WRITTEN PROBLEM - Could you repeat the records below exactly, leaving out any pictures?

EXERCISE DATA -
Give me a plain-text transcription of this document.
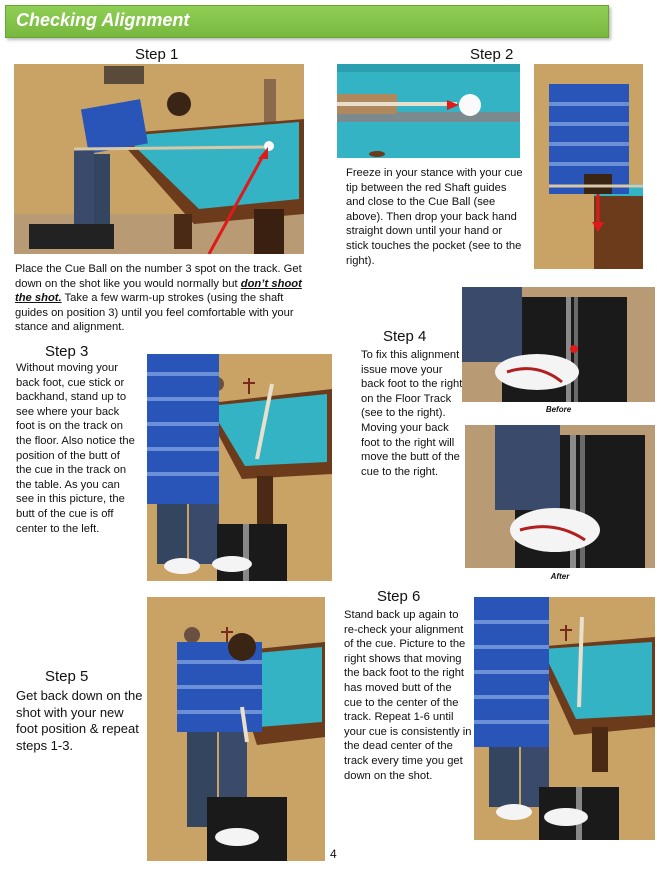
Checking Alignment
Step 1
Place the Cue Ball on the number 3 spot on the track. Get down on the shot like you would normally but don’t shoot the shot. Take a few warm-up strokes (using the shaft guides on position 3) until you feel comfortable with your stance and alignment.
Step 2
Freeze in your stance with your cue tip between the red Shaft guides and close to the Cue Ball (see above). Then drop your back hand straight down until your hand or stick touches the pocket (see to the right).
Step 3
Without moving your back foot, cue stick or backhand, stand up to see where your back foot is on the track on the floor. Also notice the position of the butt of the cue in the track on the table. As you can see in this picture, the butt of the cue is off center to the left.
Step 4
To fix this alignment issue move your back foot to the right on the Floor Track (see to the right). Moving your back foot to the right will move the butt of the cue to the right.
Before
After
Step 5
Get back down on the shot with your new foot position & repeat steps 1-3.
Step 6
Stand back up again to re-check your alignment of the cue. Picture to the right shows that moving the back foot to the right has moved butt of the cue to the center of the track. Repeat 1-6 until your cue is consistently in the dead center of the track every time you get down on the shot.
4
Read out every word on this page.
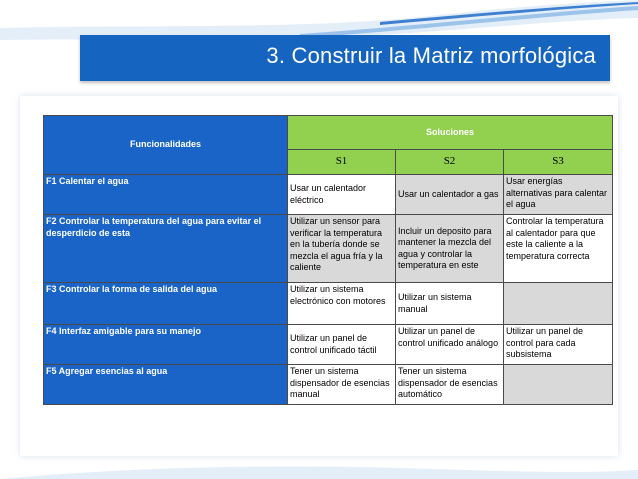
3. Construir la Matriz morfológica
Funcionalidades	Soluciones		
	S1	S2	S3
F1 Calentar el agua	Usar un calentador eléctrico	Usar un calentador a gas	Usar energías alternativas para calentar el agua
F2 Controlar la temperatura del agua para evitar el desperdicio de esta	Utilizar un sensor para verificar la temperatura en la tubería donde se mezcla el agua fría y la caliente	Incluir un deposito para mantener la mezcla del agua y controlar la temperatura en este	Controlar la temperatura al calentador para que este la caliente a la temperatura correcta
F3 Controlar la forma de salida del agua	Utilizar un sistema electrónico con motores	Utilizar un sistema manual	
F4 Interfaz amigable para su manejo	Utilizar un panel de control unificado táctil	Utilizar un panel de control unificado análogo	Utilizar un panel de control para cada subsistema
F5 Agregar esencias al agua	Tener un sistema dispensador de esencias manual	Tener un sistema dispensador de esencias automático	
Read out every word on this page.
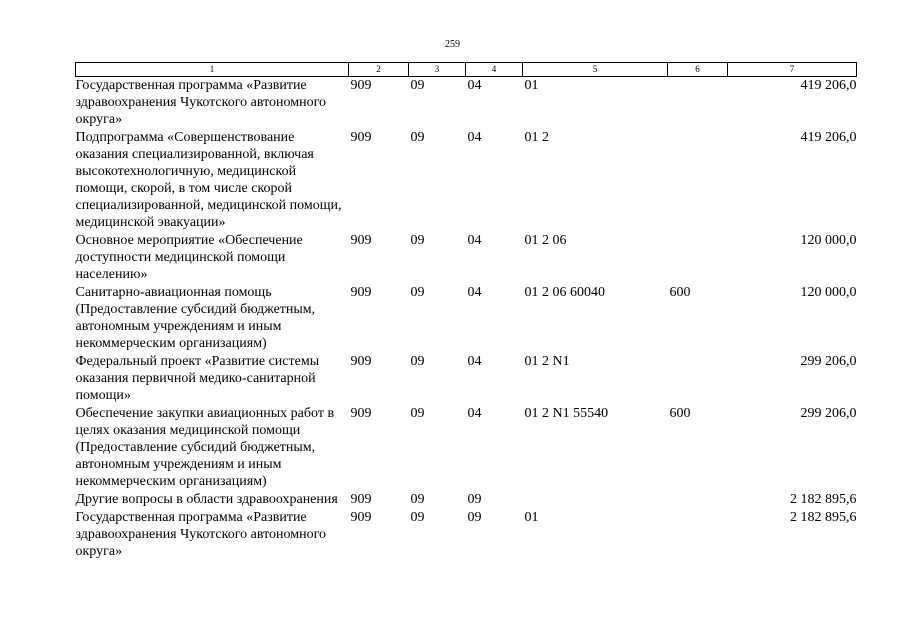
259
1	2	3	4	5	6	7
Государственная программа «Развитие здравоохранения Чукотского автономного округа»	909	09	04	01		419 206,0
Подпрограмма «Совершенствование оказания специализированной, включая высокотехнологичную, медицинской помощи, скорой, в том числе скорой специализированной, медицинской помощи, медицинской эвакуации»	909	09	04	01 2		419 206,0
Основное мероприятие «Обеспечение доступности медицинской помощи населению»	909	09	04	01 2 06		120 000,0
Санитарно-авиационная помощь (Предоставление субсидий бюджетным, автономным учреждениям и иным некоммерческим организациям)	909	09	04	01 2 06 60040	600	120 000,0
Федеральный проект «Развитие системы оказания первичной медико-санитарной помощи»	909	09	04	01 2 N1		299 206,0
Обеспечение закупки авиационных работ в целях оказания медицинской помощи (Предоставление субсидий бюджетным, автономным учреждениям и иным некоммерческим организациям)	909	09	04	01 2 N1 55540	600	299 206,0
Другие вопросы в области здравоохранения	909	09	09			2 182 895,6
Государственная программа «Развитие здравоохранения Чукотского автономного округа»	909	09	09	01		2 182 895,6
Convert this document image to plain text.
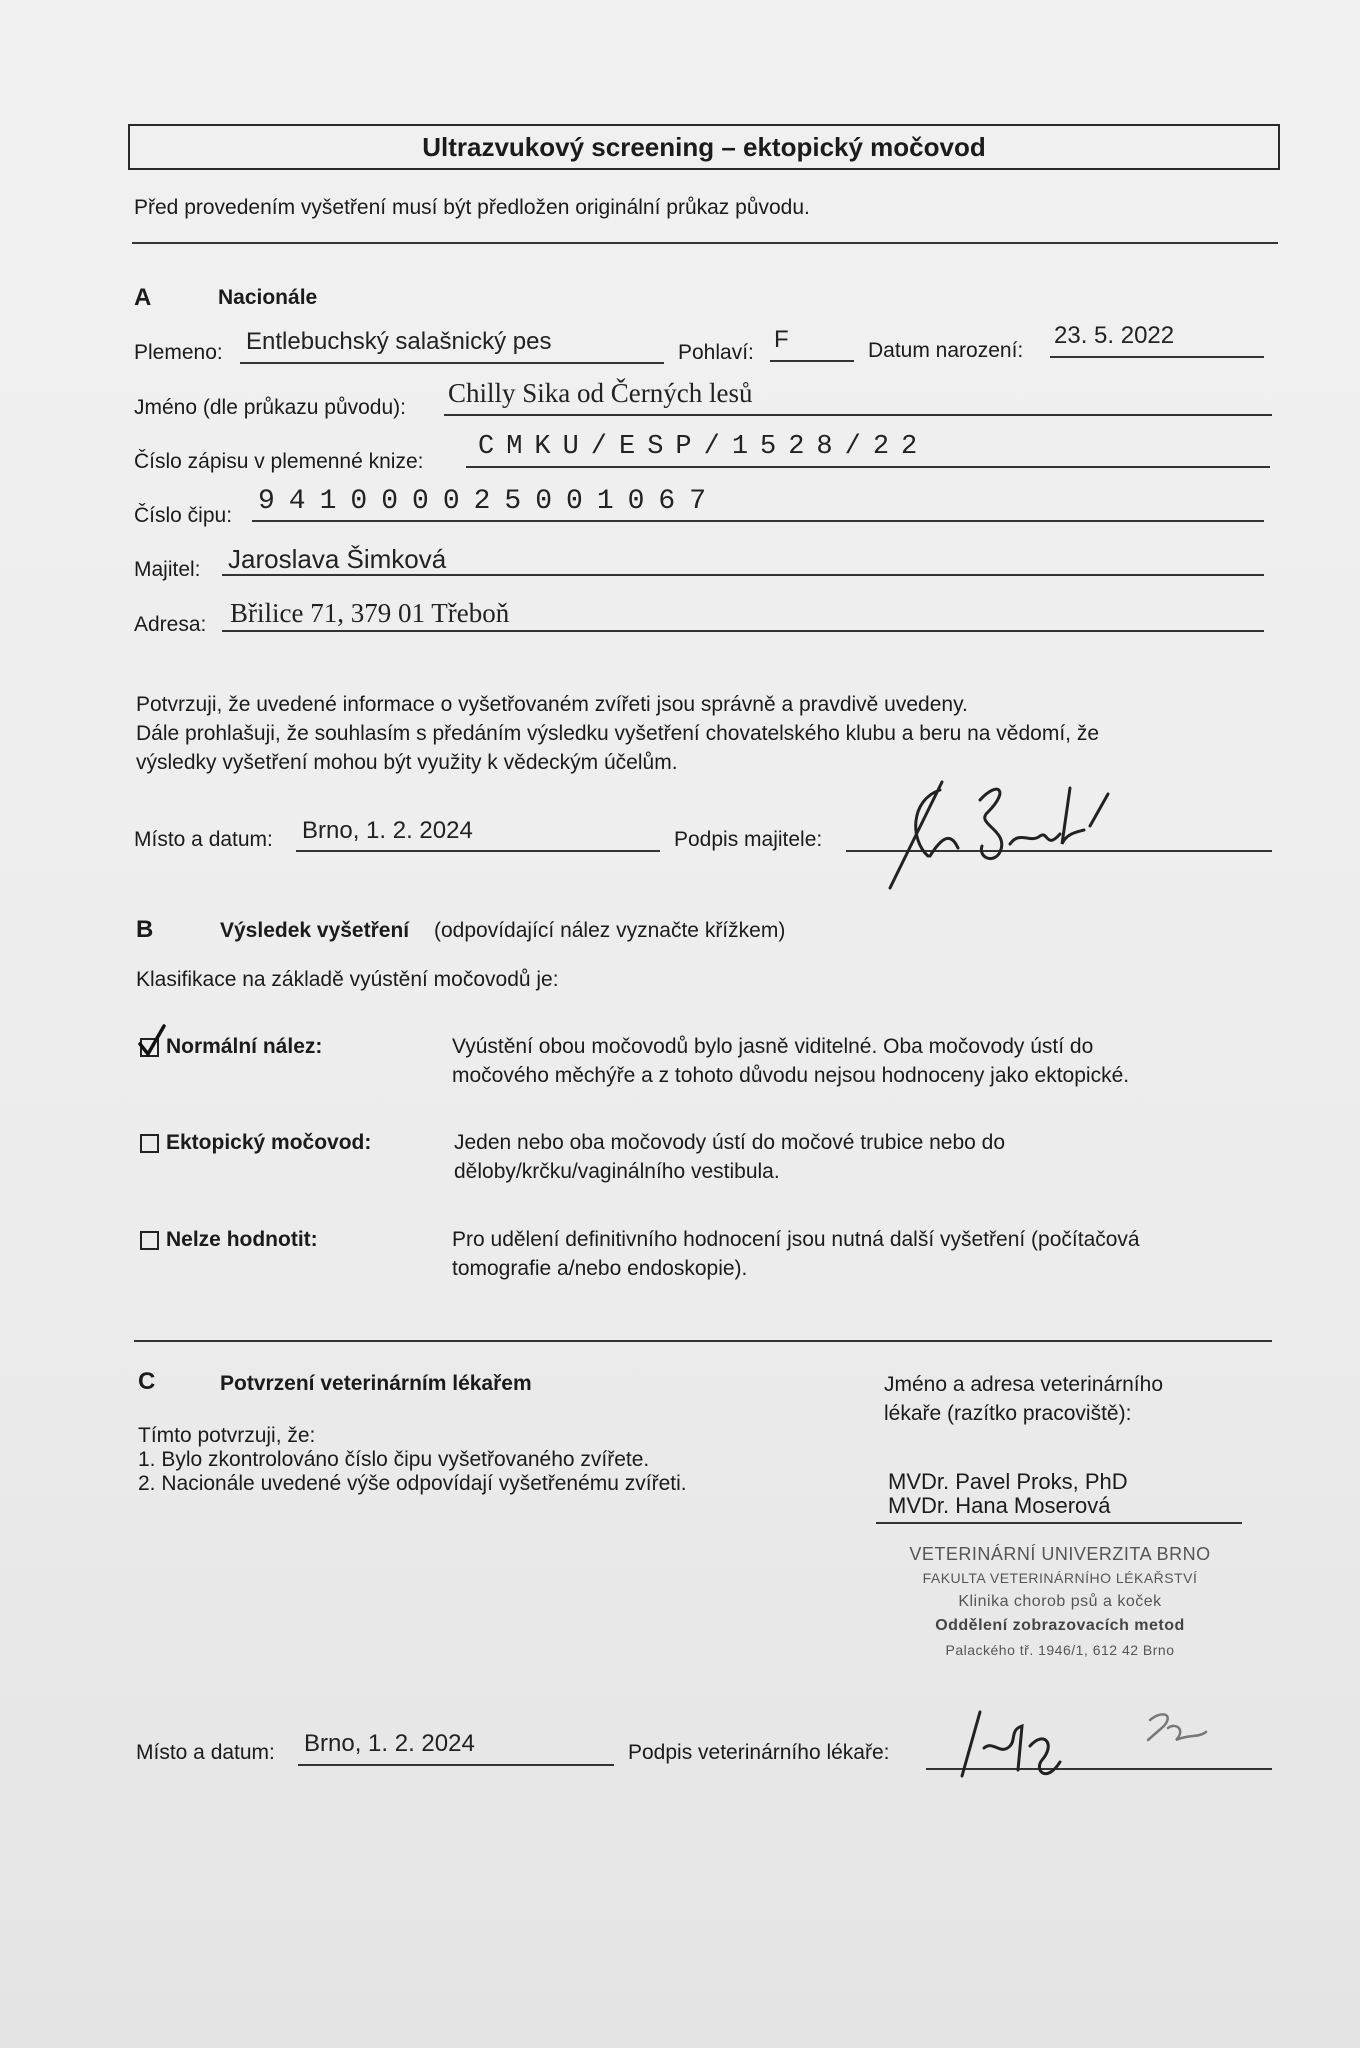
Ultrazvukový screening – ektopický močovod
Před provedením vyšetření musí být předložen originální průkaz původu.
A	Nacionále
Plemeno: Entlebuchský salašnický pes	Pohlaví: F	Datum narození:
23. 5. 2022
Jméno (dle průkazu původu): Chilly Sika od Černých lesů
Číslo zápisu v plemenné knize: CMKU/ESP/1528/22
Číslo čipu: 941000025001067
Majitel: Jaroslava Šimková
Adresa: Břilice 71, 379 01 Třeboň
Potvrzuji, že uvedené informace o vyšetřovaném zvířeti jsou správně a pravdivě uvedeny.
Dále prohlašuji, že souhlasím s předáním výsledku vyšetření chovatelského klubu a beru na vědomí, že
výsledky vyšetření mohou být využity k vědeckým účelům.
Místo a datum: Brno, 1. 2. 2024	Podpis majitele:
B	Výsledek vyšetření (odpovídající nález vyznačte křížkem)
Klasifikace na základě vyústění močovodů je:
Normální nález:	Vyústění obou močovodů bylo jasně viditelné. Oba močovody ústí do
močového měchýře a z tohoto důvodu nejsou hodnoceny jako ektopické.
Ektopický močovod:	Jeden nebo oba močovody ústí do močové trubice nebo do
děloby/krčku/vaginálního vestibula.
Nelze hodnotit:	Pro udělení definitivního hodnocení jsou nutná další vyšetření (počítačová
tomografie a/nebo endoskopie).
C	Potvrzení veterinárním lékařem
Tímto potvrzuji, že:
1. Bylo zkontrolováno číslo čipu vyšetřovaného zvířete.
2. Nacionále uvedené výše odpovídají vyšetřenému zvířeti.
Jméno a adresa veterinárního
lékaře (razítko pracoviště):
MVDr. Pavel Proks, PhD
MVDr. Hana Moserová
VETERINÁRNÍ UNIVERZITA BRNO
FAKULTA VETERINÁRNÍHO LÉKAŘSTVÍ
Klinika chorob psů a koček
Oddělení zobrazovacích metod
Palackého tř. 1946/1, 612 42 Brno
Místo a datum: Brno, 1. 2. 2024	Podpis veterinárního lékaře:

RESPONSE -
Give me a plain-text transcription of this document.
Checking Alignment
Step 1
Place the Cue Ball on the number 3 spot on the track. Get down on the shot like you would normally but don’t shoot the shot. Take a few warm-up strokes (using the shaft guides on position 3) until you feel comfortable with your stance and alignment.
Step 2
Freeze in your stance with your cue tip between the red Shaft guides and close to the Cue Ball (see above). Then drop your back hand straight down until your hand or stick touches the pocket (see to the right).
Step 3
Without moving your back foot, cue stick or backhand, stand up to see where your back foot is on the track on the floor. Also notice the position of the butt of the cue in the track on the table. As you can see in this picture, the butt of the cue is off center to the left.
Step 4
To fix this alignment issue move your back foot to the right on the Floor Track (see to the right). Moving your back foot to the right will move the butt of the cue to the right.
Before
After
Step 5
Get back down on the shot with your new foot position & repeat steps 1-3.
Step 6
Stand back up again to re-check your alignment of the cue. Picture to the right shows that moving the back foot to the right has moved butt of the cue to the center of the track. Repeat 1-6 until your cue is consistently in the dead center of the track every time you get down on the shot.
4
Read out every word on this page.
3. Construir la Matriz morfológica
Funcionalidades	Soluciones		
	S1	S2	S3
F1 Calentar el agua	Usar un calentador eléctrico	Usar un calentador a gas	Usar energías alternativas para calentar el agua
F2 Controlar la temperatura del agua para evitar el desperdicio de esta	Utilizar un sensor para verificar la temperatura en la tubería donde se mezcla el agua fría y la caliente	Incluir un deposito para mantener la mezcla del agua y controlar la temperatura en este	Controlar la temperatura al calentador para que este la caliente a la temperatura correcta
F3 Controlar la forma de salida del agua	Utilizar un sistema electrónico con motores	Utilizar un sistema manual	
F4 Interfaz amigable para su manejo	Utilizar un panel de control unificado táctil	Utilizar un panel de control unificado análogo	Utilizar un panel de control para cada subsistema
F5 Agregar esencias al agua	Tener un sistema dispensador de esencias manual	Tener un sistema dispensador de esencias automático	
Read out every word on this page.
259
1	2	3	4	5	6	7
Государственная программа «Развитие здравоохранения Чукотского автономного округа»	909	09	04	01		419 206,0
Подпрограмма «Совершенствование оказания специализированной, включая высокотехнологичную, медицинской помощи, скорой, в том числе скорой специализированной, медицинской помощи, медицинской эвакуации»	909	09	04	01 2		419 206,0
Основное мероприятие «Обеспечение доступности медицинской помощи населению»	909	09	04	01 2 06		120 000,0
Санитарно-авиационная помощь (Предоставление субсидий бюджетным, автономным учреждениям и иным некоммерческим организациям)	909	09	04	01 2 06 60040	600	120 000,0
Федеральный проект «Развитие системы оказания первичной медико-санитарной помощи»	909	09	04	01 2 N1		299 206,0
Обеспечение закупки авиационных работ в целях оказания медицинской помощи (Предоставление субсидий бюджетным, автономным учреждениям и иным некоммерческим организациям)	909	09	04	01 2 N1 55540	600	299 206,0
Другие вопросы в области здравоохранения	909	09	09			2 182 895,6
Государственная программа «Развитие здравоохранения Чукотского автономного округа»	909	09	09	01		2 182 895,6
Convert this document image to plain text.
Ultrazvukový screening – ektopický močovod
Před provedením vyšetření musí být předložen originální průkaz původu.
A	Nacionále
Plemeno: Entlebuchský salašnický pes	Pohlaví: F	Datum narození:
23. 5. 2022
Jméno (dle průkazu původu): Chilly Sika od Černých lesů
Číslo zápisu v plemenné knize: CMKU/ESP/1528/22
Číslo čipu: 941000025001067
Majitel: Jaroslava Šimková
Adresa: Břilice 71, 379 01 Třeboň
Potvrzuji, že uvedené informace o vyšetřovaném zvířeti jsou správně a pravdivě uvedeny.
Dále prohlašuji, že souhlasím s předáním výsledku vyšetření chovatelského klubu a beru na vědomí, že
výsledky vyšetření mohou být využity k vědeckým účelům.
Místo a datum: Brno, 1. 2. 2024	Podpis majitele:
B	Výsledek vyšetření (odpovídající nález vyznačte křížkem)
Klasifikace na základě vyústění močovodů je:
Normální nález:	Vyústění obou močovodů bylo jasně viditelné. Oba močovody ústí do
močového měchýře a z tohoto důvodu nejsou hodnoceny jako ektopické.
Ektopický močovod:	Jeden nebo oba močovody ústí do močové trubice nebo do
děloby/krčku/vaginálního vestibula.
Nelze hodnotit:	Pro udělení definitivního hodnocení jsou nutná další vyšetření (počítačová
tomografie a/nebo endoskopie).
C	Potvrzení veterinárním lékařem
Tímto potvrzuji, že:
1. Bylo zkontrolováno číslo čipu vyšetřovaného zvířete.
2. Nacionále uvedené výše odpovídají vyšetřenému zvířeti.
Jméno a adresa veterinárního
lékaře (razítko pracoviště):
MVDr. Pavel Proks, PhD
MVDr. Hana Moserová
VETERINÁRNÍ UNIVERZITA BRNO
FAKULTA VETERINÁRNÍHO LÉKAŘSTVÍ
Klinika chorob psů a koček
Oddělení zobrazovacích metod
Palackého tř. 1946/1, 612 42 Brno
Místo a datum: Brno, 1. 2. 2024	Podpis veterinárního lékaře:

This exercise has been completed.